**THE PROBLEM:** Lines containing the string "alpha" are to be counted. Write only how many there are.

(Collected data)

====

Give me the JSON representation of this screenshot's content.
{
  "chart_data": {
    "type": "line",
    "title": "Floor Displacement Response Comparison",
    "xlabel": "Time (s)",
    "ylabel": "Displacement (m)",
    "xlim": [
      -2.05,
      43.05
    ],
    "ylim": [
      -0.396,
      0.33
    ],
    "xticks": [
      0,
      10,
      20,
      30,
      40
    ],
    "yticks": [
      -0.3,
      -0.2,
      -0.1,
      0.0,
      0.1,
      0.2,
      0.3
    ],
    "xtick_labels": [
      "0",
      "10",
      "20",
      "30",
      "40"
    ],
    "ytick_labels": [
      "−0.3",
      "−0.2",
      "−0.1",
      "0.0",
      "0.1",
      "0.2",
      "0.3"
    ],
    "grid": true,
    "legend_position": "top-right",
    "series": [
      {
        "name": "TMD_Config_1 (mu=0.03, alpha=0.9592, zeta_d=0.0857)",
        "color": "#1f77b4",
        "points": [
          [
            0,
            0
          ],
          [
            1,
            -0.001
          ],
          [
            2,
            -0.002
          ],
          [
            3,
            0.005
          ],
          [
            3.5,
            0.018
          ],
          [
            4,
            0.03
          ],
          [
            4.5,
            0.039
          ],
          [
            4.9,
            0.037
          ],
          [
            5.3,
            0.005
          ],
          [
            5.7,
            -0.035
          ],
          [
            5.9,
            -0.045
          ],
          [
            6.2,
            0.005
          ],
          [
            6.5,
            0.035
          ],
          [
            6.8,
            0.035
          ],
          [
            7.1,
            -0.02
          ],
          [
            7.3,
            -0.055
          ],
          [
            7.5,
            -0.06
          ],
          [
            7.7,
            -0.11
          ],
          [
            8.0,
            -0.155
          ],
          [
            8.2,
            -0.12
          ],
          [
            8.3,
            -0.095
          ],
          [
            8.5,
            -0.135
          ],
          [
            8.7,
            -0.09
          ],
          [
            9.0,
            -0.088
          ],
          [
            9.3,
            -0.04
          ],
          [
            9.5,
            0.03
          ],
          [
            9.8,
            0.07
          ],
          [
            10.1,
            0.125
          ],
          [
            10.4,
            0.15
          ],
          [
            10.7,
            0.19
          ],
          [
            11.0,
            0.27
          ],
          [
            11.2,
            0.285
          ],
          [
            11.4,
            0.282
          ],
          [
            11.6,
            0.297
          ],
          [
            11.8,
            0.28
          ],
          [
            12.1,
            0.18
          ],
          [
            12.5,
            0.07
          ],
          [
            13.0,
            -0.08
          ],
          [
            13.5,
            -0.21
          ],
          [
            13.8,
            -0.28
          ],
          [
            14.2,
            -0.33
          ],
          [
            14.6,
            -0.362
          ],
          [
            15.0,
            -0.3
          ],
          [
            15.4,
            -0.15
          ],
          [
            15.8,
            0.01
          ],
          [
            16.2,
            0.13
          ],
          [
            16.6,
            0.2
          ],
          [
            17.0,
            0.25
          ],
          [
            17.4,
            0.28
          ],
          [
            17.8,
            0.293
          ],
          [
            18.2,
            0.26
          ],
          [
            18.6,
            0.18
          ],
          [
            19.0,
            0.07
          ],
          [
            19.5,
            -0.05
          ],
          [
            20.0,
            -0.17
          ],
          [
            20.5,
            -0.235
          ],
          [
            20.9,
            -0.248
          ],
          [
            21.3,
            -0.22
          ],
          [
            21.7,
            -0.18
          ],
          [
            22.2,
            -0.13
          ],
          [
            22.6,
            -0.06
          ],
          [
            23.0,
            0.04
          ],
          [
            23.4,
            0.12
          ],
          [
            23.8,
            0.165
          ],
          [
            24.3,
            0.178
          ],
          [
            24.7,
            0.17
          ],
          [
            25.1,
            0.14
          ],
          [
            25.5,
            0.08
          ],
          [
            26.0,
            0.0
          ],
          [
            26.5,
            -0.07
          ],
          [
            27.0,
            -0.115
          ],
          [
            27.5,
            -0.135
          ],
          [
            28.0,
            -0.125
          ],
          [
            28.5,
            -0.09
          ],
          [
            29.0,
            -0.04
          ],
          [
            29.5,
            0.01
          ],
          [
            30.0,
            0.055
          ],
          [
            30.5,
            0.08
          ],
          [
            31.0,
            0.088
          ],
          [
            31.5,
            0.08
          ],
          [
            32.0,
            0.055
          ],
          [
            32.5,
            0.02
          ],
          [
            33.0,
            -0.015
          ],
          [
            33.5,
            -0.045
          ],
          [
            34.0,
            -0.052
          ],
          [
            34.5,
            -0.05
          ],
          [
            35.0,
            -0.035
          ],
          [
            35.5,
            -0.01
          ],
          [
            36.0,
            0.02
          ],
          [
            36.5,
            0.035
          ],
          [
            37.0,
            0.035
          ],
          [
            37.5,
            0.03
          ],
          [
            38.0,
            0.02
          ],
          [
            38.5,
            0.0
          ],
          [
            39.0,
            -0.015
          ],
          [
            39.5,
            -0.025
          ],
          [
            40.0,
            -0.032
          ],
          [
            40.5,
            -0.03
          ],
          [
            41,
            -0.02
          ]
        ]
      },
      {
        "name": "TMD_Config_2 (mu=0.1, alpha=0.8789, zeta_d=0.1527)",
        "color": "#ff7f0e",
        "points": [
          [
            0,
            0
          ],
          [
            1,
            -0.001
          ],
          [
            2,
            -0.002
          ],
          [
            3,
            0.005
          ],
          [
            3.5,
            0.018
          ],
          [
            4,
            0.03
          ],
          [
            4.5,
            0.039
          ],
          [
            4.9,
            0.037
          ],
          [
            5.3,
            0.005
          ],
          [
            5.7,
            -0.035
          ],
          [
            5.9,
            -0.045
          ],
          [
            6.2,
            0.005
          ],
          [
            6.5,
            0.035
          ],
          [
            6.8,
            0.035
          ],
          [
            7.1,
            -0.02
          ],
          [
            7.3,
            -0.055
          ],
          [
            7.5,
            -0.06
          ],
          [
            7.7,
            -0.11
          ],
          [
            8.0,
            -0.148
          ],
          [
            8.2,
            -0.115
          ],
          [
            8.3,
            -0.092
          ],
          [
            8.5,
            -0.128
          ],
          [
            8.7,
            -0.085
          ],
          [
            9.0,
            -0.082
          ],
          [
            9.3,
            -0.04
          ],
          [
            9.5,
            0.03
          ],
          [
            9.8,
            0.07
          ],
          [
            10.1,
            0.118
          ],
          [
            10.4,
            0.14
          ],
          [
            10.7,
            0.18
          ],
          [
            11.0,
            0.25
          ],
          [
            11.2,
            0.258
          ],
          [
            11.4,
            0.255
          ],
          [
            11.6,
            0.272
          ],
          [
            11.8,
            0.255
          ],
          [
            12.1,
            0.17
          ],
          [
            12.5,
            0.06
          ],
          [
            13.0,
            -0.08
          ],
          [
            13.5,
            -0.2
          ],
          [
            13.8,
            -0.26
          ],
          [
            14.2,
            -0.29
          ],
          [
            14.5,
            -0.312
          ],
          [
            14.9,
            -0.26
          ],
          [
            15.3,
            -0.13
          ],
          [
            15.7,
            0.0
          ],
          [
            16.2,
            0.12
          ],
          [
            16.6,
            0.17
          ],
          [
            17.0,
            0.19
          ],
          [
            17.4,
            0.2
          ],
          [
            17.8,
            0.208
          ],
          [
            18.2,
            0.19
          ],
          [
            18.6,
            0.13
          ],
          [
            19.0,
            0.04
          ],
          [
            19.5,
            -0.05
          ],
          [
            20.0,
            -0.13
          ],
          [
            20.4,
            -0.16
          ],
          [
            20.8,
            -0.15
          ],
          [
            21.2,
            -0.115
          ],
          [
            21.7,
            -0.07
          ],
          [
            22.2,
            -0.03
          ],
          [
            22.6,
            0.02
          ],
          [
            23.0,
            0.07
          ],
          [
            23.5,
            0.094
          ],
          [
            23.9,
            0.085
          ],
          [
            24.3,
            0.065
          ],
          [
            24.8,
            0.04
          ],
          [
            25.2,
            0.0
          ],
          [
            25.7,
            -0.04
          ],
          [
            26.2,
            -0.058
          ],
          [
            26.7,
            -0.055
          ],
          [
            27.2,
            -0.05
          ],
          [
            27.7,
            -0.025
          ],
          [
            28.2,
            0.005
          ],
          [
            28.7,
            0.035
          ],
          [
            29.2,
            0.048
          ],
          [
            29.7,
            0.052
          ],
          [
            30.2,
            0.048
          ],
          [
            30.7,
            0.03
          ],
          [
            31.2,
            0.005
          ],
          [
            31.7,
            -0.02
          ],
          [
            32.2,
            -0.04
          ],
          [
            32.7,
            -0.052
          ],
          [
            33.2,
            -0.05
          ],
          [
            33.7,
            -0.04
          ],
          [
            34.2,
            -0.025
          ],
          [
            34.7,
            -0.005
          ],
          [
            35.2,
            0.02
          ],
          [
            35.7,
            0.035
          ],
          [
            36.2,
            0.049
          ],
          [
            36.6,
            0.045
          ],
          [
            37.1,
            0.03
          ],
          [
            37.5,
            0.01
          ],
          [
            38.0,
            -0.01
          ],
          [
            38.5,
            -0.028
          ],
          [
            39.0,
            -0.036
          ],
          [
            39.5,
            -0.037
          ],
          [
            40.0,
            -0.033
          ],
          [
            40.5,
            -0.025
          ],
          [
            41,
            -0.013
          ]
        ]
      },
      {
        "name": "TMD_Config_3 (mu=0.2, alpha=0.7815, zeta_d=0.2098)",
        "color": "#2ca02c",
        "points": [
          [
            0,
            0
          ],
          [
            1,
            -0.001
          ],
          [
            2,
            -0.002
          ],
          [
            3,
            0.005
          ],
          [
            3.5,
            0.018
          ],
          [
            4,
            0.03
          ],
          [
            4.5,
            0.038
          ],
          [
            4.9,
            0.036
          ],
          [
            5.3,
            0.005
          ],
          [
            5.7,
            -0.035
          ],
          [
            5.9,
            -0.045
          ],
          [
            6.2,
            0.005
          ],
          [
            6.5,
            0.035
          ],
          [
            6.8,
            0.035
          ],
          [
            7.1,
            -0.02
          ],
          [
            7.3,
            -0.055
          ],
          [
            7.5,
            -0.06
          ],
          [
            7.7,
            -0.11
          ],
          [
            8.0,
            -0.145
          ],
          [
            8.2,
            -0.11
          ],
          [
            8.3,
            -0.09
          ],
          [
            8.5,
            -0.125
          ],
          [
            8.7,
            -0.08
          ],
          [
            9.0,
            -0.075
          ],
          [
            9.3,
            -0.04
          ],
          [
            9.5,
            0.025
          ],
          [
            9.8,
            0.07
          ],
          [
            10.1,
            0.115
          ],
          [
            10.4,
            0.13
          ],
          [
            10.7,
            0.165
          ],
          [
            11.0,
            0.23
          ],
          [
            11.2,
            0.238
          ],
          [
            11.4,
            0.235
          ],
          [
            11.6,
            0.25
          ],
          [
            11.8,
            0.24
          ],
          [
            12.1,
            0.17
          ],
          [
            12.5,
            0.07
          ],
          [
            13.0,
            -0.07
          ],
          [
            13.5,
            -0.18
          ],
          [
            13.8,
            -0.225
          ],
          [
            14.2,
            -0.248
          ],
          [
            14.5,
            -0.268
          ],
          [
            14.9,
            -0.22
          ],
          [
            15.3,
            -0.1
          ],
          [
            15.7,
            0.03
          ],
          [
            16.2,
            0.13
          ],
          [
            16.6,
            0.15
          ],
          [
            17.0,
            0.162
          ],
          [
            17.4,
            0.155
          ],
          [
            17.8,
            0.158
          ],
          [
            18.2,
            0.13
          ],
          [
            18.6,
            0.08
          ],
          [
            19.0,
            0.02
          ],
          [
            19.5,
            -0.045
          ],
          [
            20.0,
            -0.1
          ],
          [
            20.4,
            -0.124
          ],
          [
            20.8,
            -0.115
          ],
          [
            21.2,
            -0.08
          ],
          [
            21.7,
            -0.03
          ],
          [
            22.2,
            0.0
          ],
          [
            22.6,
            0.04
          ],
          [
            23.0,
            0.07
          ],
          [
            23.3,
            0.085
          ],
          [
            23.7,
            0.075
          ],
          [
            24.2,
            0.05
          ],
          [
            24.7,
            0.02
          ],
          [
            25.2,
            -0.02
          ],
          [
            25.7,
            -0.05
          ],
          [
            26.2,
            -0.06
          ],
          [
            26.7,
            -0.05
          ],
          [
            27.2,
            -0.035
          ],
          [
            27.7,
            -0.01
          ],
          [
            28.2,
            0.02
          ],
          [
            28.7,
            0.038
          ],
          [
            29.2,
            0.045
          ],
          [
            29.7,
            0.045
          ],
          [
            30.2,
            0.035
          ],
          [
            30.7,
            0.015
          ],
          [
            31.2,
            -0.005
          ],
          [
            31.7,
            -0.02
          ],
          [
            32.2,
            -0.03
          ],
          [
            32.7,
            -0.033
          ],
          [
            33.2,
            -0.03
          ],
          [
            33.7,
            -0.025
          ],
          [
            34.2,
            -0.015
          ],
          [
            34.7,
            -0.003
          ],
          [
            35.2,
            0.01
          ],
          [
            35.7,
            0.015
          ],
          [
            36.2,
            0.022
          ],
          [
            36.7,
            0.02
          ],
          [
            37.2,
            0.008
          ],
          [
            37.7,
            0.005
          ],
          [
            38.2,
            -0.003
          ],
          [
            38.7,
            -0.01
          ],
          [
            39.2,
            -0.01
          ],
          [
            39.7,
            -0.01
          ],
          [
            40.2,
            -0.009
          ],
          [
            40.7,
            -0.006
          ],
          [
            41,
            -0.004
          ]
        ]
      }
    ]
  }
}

====

**FINAL ANSWER:** 3